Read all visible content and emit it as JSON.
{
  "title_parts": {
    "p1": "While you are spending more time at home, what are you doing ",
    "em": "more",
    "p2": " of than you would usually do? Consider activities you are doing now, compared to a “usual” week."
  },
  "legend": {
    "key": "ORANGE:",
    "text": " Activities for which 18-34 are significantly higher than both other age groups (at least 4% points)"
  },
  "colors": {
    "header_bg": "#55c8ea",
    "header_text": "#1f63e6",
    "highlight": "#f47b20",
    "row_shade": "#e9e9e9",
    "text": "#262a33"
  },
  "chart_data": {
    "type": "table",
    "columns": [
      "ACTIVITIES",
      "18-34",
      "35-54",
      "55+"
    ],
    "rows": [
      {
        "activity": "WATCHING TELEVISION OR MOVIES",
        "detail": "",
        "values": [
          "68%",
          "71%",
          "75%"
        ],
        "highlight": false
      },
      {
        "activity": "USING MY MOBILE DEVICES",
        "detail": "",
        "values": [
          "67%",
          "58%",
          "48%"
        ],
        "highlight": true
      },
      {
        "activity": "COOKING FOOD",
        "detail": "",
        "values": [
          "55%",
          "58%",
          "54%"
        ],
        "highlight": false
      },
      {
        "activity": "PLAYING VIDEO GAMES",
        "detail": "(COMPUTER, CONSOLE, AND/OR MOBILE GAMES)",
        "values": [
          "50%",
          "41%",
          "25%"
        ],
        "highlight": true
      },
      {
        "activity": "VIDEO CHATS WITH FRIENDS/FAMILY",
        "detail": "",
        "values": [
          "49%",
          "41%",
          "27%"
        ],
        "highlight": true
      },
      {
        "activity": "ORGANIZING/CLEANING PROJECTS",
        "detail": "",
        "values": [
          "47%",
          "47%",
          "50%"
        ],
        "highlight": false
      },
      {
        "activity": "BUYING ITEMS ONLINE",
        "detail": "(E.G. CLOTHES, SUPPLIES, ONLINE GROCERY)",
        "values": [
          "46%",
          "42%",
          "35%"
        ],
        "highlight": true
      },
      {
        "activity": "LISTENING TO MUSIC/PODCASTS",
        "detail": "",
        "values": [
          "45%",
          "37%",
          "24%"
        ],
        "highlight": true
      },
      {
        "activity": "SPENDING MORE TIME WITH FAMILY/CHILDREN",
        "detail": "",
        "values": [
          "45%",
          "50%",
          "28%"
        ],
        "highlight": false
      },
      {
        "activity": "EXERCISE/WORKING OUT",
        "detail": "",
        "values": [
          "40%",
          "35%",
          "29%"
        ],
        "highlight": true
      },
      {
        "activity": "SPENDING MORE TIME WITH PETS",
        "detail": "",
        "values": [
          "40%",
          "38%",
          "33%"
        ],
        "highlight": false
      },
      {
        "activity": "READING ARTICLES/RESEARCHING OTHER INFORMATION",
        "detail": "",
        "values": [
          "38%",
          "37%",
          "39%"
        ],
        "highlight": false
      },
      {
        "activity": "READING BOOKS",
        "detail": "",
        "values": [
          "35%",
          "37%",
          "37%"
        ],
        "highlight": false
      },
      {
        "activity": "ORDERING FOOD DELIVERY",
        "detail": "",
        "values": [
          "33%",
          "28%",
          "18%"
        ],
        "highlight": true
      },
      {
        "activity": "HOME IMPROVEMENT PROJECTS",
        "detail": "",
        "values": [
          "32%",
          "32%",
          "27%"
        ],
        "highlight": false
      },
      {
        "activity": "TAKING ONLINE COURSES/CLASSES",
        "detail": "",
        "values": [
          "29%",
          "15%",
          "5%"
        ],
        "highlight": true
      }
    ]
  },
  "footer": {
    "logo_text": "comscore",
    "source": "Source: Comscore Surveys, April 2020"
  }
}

• What the exercise asks
Scan the material above. Copy each line that holds the word "ONLINE".

• Solution for this exercise
        "activity": "BUYING ITEMS ONLINE",
        "detail": "(E.G. CLOTHES, SUPPLIES, ONLINE GROCERY)",
        "activity": "TAKING ONLINE COURSES/CLASSES",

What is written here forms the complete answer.